▶ **Problems to work on**
**a.** Retype the county finance report from "LOW OVERALL DEBT" to "largely with cash.".
**b.** According to the county finance report, what investment rate assumption underlies Fitch's estimate that the pension plan is funded at 74%?
**c.** Decide whether each statement agrees with the county finance report, and support each yes or no with a quotation from it: (i) The county lowered its ad valorem tax rate between fiscal 2009 and fiscal 2015. (ii) The county plans to fund its near-term capital needs mainly by issuing new debt. (iii) The county's fiscal 2013 audit received an unqualified opinion.

▶ **Passage provided**
---+---

STRONG FINANCIAL PERFORMANCE
The county typically outperforms the budget and has benefited in recent years from strong sales tax growth, enabling it to fund a variety of facility and road projects. Fiscal 2013 unrestricted reserves of \$69 million represent a strong 96.2% of spending. The county reports a similar level of fiscal 2014 reserves and expects to complete fiscal 2015 favorable to its surplus budget.
Growth of sales tax revenues over the past five years have allowed the county to lower its ad valorem tax rate from \$0.208 per \$100 of TAV in fiscal 2009 to \$0.126 in fiscal 2015. Consequently, the county retains significant ad valorem tax rate capacity to the extent needed in light of the potential for a declining tax base exposure to economically sales tax revenues. The current 'AAA' rating and Stable Outlook are premised on the county's ability to maintain a strong financial profile through the downside of economic cycles, as it has historically.
LOW OVERALL DEBT
Fitch expects the county's overall debt, 2.2% of fiscal 2015 market value, to remain low given a lack of issuance plans and moderate amortization. The county anticipates funding near-term capital needs largely with cash.
The county participates in the Texas County and District Retirement System (TCDRS), an agent multiple-employer pension plan. Fitch estimates that the plan is funded at 74% based on a 7% investment rate assumption. Carrying costs, including annual debt service, pension and other post-employment benefit (OPEB) contributions, place a low 9% burden on fiscal 2013 spending.
The county's fiscal 2013 audit received a qualified opinion for the exclusion of its OPEB expense and liability from its statement of governmental activities. However, the county did include the required OPEB disclosure in the audit notes. The current OPEB obligation is modest in relation to the county's market value. Fitch will monitor the growth of the liability and will continue to assess the county's approach to financial reporting in the future.

---+---

▶ **Dataset section**
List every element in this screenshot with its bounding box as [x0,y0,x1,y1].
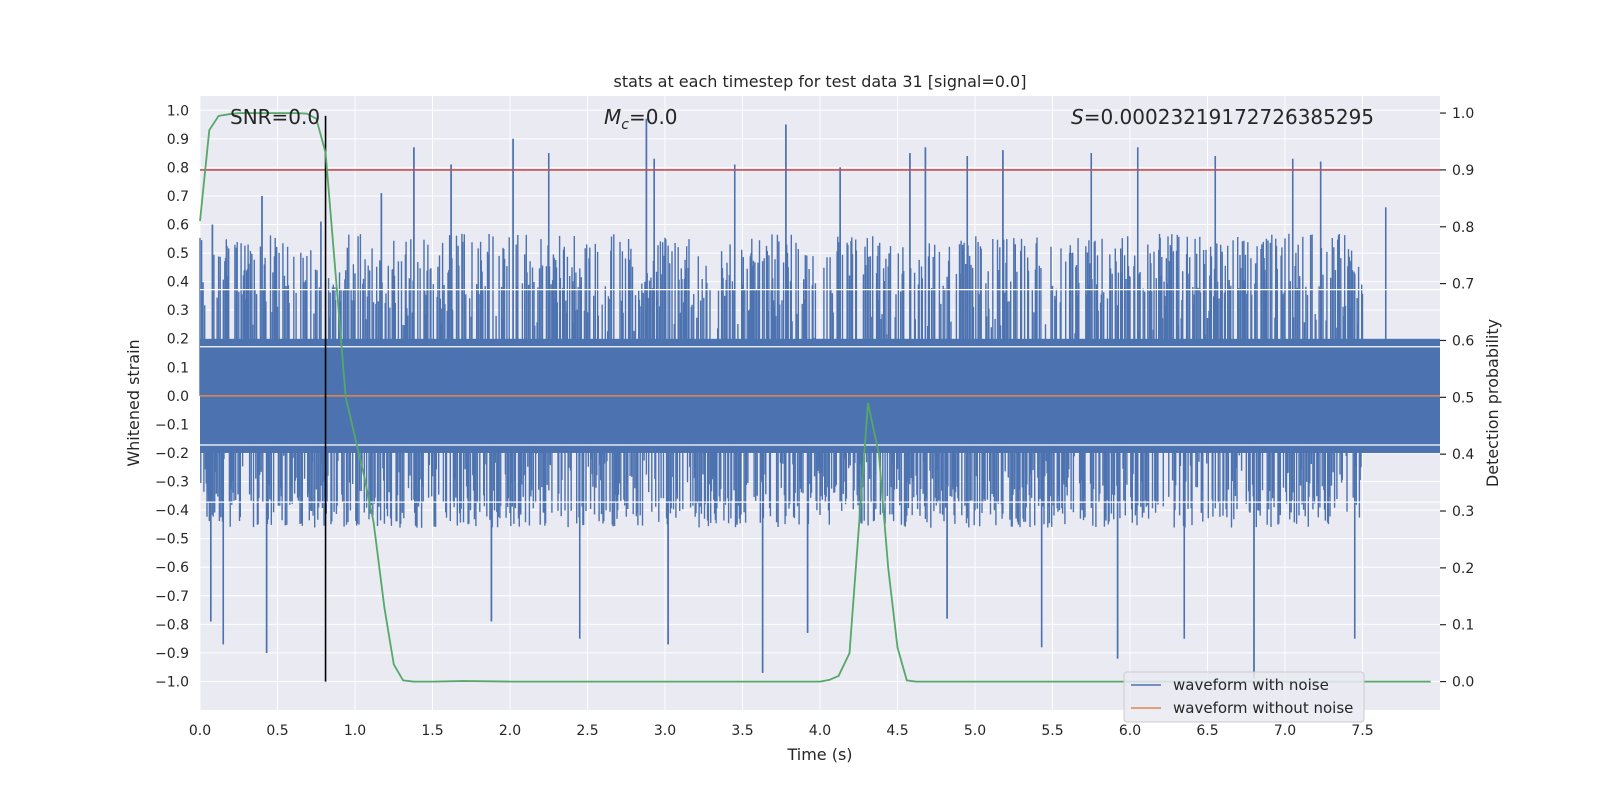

---+---

▶ **Correct answers**
**a.**
LOW OVERALL DEBT
Fitch expects the county's overall debt, 2.2% of fiscal 2015 market value, to remain low given a lack of issuance plans and moderate amortization. The county anticipates funding near-term capital needs largely with cash.

**b.** A 7% investment rate assumption.

**c.**
(i) Yes: "allowed the county to lower its ad valorem tax rate"
(ii) No: "The county anticipates funding near-term capital needs largely with cash."
(iii) No: "The county's fiscal 2013 audit received a qualified opinion"